_Directions_.
Transcribe the full listing below exactly.

-=-=-=-=-

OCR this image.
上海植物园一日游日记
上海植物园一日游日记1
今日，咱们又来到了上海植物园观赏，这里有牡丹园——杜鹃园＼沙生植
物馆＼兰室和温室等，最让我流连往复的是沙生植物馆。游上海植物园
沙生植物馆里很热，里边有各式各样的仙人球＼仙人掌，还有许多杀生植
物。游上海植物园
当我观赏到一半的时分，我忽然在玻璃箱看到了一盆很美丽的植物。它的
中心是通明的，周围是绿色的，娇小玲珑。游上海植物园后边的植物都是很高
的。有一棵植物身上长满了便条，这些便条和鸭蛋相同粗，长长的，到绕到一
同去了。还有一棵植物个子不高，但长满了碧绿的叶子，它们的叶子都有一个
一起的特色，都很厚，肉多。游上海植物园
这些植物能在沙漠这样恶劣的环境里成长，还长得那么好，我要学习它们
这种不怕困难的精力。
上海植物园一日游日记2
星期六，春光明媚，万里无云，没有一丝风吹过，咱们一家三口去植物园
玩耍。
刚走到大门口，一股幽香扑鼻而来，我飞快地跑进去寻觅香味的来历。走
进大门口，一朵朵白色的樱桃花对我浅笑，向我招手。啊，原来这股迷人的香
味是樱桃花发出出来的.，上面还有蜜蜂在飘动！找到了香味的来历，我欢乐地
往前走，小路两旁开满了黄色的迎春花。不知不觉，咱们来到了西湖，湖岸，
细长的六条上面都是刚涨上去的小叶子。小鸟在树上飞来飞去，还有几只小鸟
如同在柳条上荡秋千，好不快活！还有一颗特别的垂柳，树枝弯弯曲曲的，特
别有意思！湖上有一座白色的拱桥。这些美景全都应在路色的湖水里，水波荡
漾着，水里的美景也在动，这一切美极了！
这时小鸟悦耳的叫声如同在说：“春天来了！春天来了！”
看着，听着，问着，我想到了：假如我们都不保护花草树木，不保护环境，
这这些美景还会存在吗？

-=-=-=-=-

_Answer below_.
OCR this image.
上海植物园一日游日记
上海植物园一日游日记1
今日，咱们又来到了上海植物园观赏，这里有牡丹园——杜鹃园＼沙生植
物馆＼兰室和温室等，最让我流连往复的是沙生植物馆。游上海植物园
沙生植物馆里很热，里边有各式各样的仙人球＼仙人掌，还有许多杀生植
物。游上海植物园
当我观赏到一半的时分，我忽然在玻璃箱看到了一盆很美丽的植物。它的
中心是通明的，周围是绿色的，娇小玲珑。游上海植物园后边的植物都是很高
的。有一棵植物身上长满了便条，这些便条和鸭蛋相同粗，长长的，到绕到一
同去了。还有一棵植物个子不高，但长满了碧绿的叶子，它们的叶子都有一个
一起的特色，都很厚，肉多。游上海植物园
这些植物能在沙漠这样恶劣的环境里成长，还长得那么好，我要学习它们
这种不怕困难的精力。
上海植物园一日游日记2
星期六，春光明媚，万里无云，没有一丝风吹过，咱们一家三口去植物园
玩耍。
刚走到大门口，一股幽香扑鼻而来，我飞快地跑进去寻觅香味的来历。走
进大门口，一朵朵白色的樱桃花对我浅笑，向我招手。啊，原来这股迷人的香
味是樱桃花发出出来的.，上面还有蜜蜂在飘动！找到了香味的来历，我欢乐地
往前走，小路两旁开满了黄色的迎春花。不知不觉，咱们来到了西湖，湖岸，
细长的六条上面都是刚涨上去的小叶子。小鸟在树上飞来飞去，还有几只小鸟
如同在柳条上荡秋千，好不快活！还有一颗特别的垂柳，树枝弯弯曲曲的，特
别有意思！湖上有一座白色的拱桥。这些美景全都应在路色的湖水里，水波荡
漾着，水里的美景也在动，这一切美极了！
这时小鸟悦耳的叫声如同在说：“春天来了！春天来了！”
看着，听着，问着，我想到了：假如我们都不保护花草树木，不保护环境，
这这些美景还会存在吗？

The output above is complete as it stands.